BEGIN Data for processing
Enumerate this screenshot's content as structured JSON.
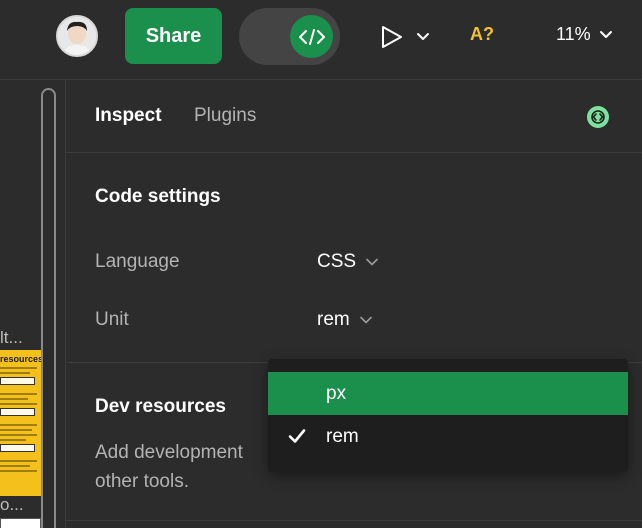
{
  "toolbar": {
    "share_label": "Share",
    "a11y_label": "A?",
    "zoom_label": "11%"
  },
  "canvas": {
    "partial_text_1": "lt...",
    "card_heading": "resources",
    "partial_text_2": "o..."
  },
  "panel": {
    "tabs": [
      {
        "label": "Inspect",
        "active": true
      },
      {
        "label": "Plugins",
        "active": false
      }
    ],
    "code_settings": {
      "title": "Code settings",
      "language_label": "Language",
      "language_value": "CSS",
      "unit_label": "Unit",
      "unit_value": "rem"
    },
    "dev_resources": {
      "title": "Dev resources",
      "description_line1": "Add development",
      "description_line2": "other tools."
    }
  },
  "unit_dropdown": {
    "options": [
      {
        "label": "px",
        "highlighted": true,
        "checked": false
      },
      {
        "label": "rem",
        "highlighted": false,
        "checked": true
      }
    ]
  },
  "colors": {
    "accent_green": "#1b8f4c",
    "a11y_yellow": "#f2c230",
    "panel_bg": "#2c2c2c",
    "dropdown_bg": "#1e1e1e"
  }
}
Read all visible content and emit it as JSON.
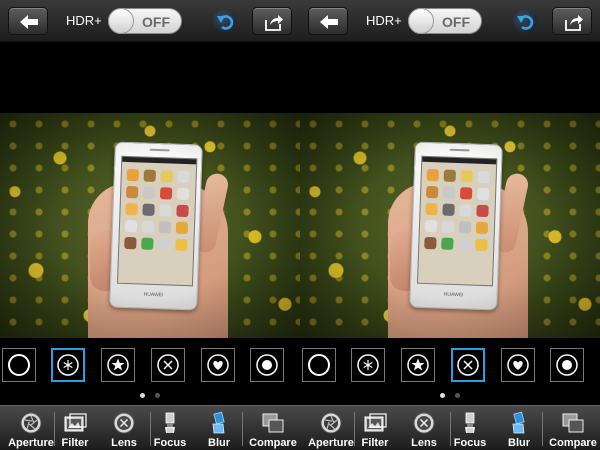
END Data for processing
> _What is needed_: Above are the records; copy every line in them that holds the word "highlighted".

> _Solution to the exercise_:
        "highlighted": true,
        "highlighted": false,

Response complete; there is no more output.